Stated task:
Exact reproduction is required for all entries.

── Extracted information

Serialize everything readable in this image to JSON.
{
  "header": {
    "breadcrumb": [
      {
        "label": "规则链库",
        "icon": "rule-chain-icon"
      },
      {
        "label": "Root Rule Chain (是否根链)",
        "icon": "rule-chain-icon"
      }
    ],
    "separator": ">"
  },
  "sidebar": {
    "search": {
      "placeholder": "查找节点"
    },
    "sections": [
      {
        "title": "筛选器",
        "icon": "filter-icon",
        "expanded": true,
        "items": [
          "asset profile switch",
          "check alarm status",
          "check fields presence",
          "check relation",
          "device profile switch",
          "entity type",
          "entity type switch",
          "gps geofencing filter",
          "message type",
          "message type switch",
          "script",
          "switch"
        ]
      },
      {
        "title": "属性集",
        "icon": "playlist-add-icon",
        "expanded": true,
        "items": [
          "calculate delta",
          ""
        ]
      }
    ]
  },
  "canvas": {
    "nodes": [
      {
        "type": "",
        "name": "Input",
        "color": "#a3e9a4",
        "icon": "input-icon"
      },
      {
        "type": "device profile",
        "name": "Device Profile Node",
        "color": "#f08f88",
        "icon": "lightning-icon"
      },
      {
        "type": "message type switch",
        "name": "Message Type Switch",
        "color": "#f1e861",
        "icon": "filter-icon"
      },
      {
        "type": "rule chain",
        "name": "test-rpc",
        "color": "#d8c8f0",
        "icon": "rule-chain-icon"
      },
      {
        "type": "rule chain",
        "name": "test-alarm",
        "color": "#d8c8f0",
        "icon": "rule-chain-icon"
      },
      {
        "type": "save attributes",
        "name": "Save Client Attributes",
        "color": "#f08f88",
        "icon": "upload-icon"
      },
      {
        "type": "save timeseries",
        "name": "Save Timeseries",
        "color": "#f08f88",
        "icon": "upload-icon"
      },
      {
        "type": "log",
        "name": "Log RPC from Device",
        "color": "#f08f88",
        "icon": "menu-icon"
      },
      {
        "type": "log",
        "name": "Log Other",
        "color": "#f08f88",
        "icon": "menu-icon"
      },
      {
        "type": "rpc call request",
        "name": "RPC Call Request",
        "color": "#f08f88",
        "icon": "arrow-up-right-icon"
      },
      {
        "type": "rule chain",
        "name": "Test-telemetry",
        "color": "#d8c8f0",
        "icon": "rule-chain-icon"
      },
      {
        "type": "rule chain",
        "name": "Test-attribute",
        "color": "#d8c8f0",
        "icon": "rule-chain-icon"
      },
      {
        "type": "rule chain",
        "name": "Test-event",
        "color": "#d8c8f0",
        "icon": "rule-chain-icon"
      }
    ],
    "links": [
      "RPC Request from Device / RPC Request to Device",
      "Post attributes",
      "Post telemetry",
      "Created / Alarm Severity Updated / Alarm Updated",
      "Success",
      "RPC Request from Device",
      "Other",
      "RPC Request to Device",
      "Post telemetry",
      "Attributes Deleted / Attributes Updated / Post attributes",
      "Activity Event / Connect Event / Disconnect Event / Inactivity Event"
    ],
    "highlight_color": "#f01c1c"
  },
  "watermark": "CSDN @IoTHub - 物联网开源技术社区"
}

────

Task answer:
Serialize everything readable in this image to JSON.
{
  "header": {
    "breadcrumb": [
      {
        "label": "规则链库",
        "icon": "rule-chain-icon"
      },
      {
        "label": "Root Rule Chain (是否根链)",
        "icon": "rule-chain-icon"
      }
    ],
    "separator": ">"
  },
  "sidebar": {
    "search": {
      "placeholder": "查找节点"
    },
    "sections": [
      {
        "title": "筛选器",
        "icon": "filter-icon",
        "expanded": true,
        "items": [
          "asset profile switch",
          "check alarm status",
          "check fields presence",
          "check relation",
          "device profile switch",
          "entity type",
          "entity type switch",
          "gps geofencing filter",
          "message type",
          "message type switch",
          "script",
          "switch"
        ]
      },
      {
        "title": "属性集",
        "icon": "playlist-add-icon",
        "expanded": true,
        "items": [
          "calculate delta",
          ""
        ]
      }
    ]
  },
  "canvas": {
    "nodes": [
      {
        "type": "",
        "name": "Input",
        "color": "#a3e9a4",
        "icon": "input-icon"
      },
      {
        "type": "device profile",
        "name": "Device Profile Node",
        "color": "#f08f88",
        "icon": "lightning-icon"
      },
      {
        "type": "message type switch",
        "name": "Message Type Switch",
        "color": "#f1e861",
        "icon": "filter-icon"
      },
      {
        "type": "rule chain",
        "name": "test-rpc",
        "color": "#d8c8f0",
        "icon": "rule-chain-icon"
      },
      {
        "type": "rule chain",
        "name": "test-alarm",
        "color": "#d8c8f0",
        "icon": "rule-chain-icon"
      },
      {
        "type": "save attributes",
        "name": "Save Client Attributes",
        "color": "#f08f88",
        "icon": "upload-icon"
      },
      {
        "type": "save timeseries",
        "name": "Save Timeseries",
        "color": "#f08f88",
        "icon": "upload-icon"
      },
      {
        "type": "log",
        "name": "Log RPC from Device",
        "color": "#f08f88",
        "icon": "menu-icon"
      },
      {
        "type": "log",
        "name": "Log Other",
        "color": "#f08f88",
        "icon": "menu-icon"
      },
      {
        "type": "rpc call request",
        "name": "RPC Call Request",
        "color": "#f08f88",
        "icon": "arrow-up-right-icon"
      },
      {
        "type": "rule chain",
        "name": "Test-telemetry",
        "color": "#d8c8f0",
        "icon": "rule-chain-icon"
      },
      {
        "type": "rule chain",
        "name": "Test-attribute",
        "color": "#d8c8f0",
        "icon": "rule-chain-icon"
      },
      {
        "type": "rule chain",
        "name": "Test-event",
        "color": "#d8c8f0",
        "icon": "rule-chain-icon"
      }
    ],
    "links": [
      "RPC Request from Device / RPC Request to Device",
      "Post attributes",
      "Post telemetry",
      "Created / Alarm Severity Updated / Alarm Updated",
      "Success",
      "RPC Request from Device",
      "Other",
      "RPC Request to Device",
      "Post telemetry",
      "Attributes Deleted / Attributes Updated / Post attributes",
      "Activity Event / Connect Event / Disconnect Event / Inactivity Event"
    ],
    "highlight_color": "#f01c1c"
  },
  "watermark": "CSDN @IoTHub - 物联网开源技术社区"
}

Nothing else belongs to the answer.